## TASK OBJECTIVE
Search the data below for the string "indokolt". Extract every line that contains it.

## RECORD SET
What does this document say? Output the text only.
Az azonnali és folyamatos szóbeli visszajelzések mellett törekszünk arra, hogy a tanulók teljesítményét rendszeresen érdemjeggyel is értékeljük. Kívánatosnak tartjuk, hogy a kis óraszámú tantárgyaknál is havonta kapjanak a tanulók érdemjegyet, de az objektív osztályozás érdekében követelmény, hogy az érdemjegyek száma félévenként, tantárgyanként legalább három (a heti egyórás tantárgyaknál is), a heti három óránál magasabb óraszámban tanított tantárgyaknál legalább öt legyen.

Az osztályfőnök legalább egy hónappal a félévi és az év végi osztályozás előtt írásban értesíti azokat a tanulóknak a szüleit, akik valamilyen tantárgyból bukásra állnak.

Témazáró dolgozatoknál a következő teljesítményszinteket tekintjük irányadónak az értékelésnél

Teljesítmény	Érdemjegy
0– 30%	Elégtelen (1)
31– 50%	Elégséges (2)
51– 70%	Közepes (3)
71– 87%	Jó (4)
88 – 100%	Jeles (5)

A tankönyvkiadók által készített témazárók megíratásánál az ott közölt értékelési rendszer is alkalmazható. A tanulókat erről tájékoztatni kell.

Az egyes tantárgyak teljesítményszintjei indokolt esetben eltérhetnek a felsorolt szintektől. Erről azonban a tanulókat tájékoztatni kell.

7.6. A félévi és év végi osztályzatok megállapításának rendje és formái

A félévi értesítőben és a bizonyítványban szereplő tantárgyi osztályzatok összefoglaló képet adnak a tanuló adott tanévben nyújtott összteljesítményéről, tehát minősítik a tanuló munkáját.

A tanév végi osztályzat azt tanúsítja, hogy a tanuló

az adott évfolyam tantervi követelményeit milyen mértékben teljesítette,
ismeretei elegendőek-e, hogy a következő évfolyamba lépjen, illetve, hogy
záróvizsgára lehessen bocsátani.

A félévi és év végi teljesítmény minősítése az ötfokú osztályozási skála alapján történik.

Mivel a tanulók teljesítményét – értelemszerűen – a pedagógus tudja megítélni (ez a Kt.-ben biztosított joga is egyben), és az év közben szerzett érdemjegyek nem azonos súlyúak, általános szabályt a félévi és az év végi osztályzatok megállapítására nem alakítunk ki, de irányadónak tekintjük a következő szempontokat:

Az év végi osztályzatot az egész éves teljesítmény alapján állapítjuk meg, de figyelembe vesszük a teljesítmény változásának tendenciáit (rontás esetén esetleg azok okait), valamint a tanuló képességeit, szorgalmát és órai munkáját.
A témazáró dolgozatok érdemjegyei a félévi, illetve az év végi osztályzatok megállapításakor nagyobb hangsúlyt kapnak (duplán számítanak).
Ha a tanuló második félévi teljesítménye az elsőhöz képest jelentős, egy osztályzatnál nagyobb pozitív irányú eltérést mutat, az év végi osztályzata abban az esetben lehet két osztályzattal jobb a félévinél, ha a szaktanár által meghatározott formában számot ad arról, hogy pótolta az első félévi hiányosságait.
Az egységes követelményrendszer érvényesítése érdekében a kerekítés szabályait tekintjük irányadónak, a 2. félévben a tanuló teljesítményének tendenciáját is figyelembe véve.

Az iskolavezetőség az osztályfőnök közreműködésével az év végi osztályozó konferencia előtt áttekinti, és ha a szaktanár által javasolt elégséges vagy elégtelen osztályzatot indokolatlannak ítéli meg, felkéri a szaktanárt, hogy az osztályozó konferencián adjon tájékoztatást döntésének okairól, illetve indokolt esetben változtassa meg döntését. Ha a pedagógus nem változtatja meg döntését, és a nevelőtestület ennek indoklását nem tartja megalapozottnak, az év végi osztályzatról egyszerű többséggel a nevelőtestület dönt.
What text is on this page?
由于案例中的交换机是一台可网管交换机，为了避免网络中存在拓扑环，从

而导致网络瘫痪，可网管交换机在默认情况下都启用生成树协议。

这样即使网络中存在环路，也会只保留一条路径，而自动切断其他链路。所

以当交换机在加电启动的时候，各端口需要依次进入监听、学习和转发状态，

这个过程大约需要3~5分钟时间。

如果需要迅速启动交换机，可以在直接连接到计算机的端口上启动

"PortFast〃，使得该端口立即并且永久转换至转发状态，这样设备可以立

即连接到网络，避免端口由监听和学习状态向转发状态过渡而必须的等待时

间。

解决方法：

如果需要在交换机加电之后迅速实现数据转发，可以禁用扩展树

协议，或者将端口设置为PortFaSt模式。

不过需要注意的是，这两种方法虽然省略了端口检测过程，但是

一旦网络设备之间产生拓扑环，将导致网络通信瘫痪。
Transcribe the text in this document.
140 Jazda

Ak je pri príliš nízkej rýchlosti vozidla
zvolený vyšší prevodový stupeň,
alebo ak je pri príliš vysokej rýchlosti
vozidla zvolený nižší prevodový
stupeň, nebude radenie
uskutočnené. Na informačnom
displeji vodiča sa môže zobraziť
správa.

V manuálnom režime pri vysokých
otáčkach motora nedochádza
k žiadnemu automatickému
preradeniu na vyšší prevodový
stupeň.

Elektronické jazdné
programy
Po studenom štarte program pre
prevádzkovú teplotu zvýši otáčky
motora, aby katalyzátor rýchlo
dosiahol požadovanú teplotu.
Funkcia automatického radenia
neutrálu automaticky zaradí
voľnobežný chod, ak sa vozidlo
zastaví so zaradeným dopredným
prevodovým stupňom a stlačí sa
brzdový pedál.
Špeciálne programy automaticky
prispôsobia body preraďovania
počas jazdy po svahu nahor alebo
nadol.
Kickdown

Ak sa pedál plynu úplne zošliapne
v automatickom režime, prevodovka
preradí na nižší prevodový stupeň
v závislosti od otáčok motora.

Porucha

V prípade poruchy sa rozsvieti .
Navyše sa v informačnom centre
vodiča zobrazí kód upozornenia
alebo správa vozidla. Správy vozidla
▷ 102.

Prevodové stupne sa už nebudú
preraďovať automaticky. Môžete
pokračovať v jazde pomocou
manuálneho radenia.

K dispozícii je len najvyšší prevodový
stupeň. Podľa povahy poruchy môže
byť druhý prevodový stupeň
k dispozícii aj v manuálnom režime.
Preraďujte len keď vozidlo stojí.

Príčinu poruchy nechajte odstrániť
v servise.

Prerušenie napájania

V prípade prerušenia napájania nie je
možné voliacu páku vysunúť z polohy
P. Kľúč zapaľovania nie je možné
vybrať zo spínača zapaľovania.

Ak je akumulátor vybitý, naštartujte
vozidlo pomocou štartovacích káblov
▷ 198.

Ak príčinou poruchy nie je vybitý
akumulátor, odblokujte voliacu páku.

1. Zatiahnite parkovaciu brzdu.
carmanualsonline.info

## FINAL RESULT
Az egyes tantárgyak teljesítményszintjei indokolt esetben eltérhetnek a felsorolt szintektől. Erről azonban a tanulókat tájékoztatni kell.
Az iskolavezetőség az osztályfőnök közreműködésével az év végi osztályozó konferencia előtt áttekinti, és ha a szaktanár által javasolt elégséges vagy elégtelen osztályzatot indokolatlannak ítéli meg, felkéri a szaktanárt, hogy az osztályozó konferencián adjon tájékoztatást döntésének okairól, illetve indokolt esetben változtassa meg döntését. Ha a pedagógus nem változtatja meg döntését, és a nevelőtestület ennek indoklását nem tartja megalapozottnak, az év végi osztályzatról egyszerű többséggel a nevelőtestület dönt.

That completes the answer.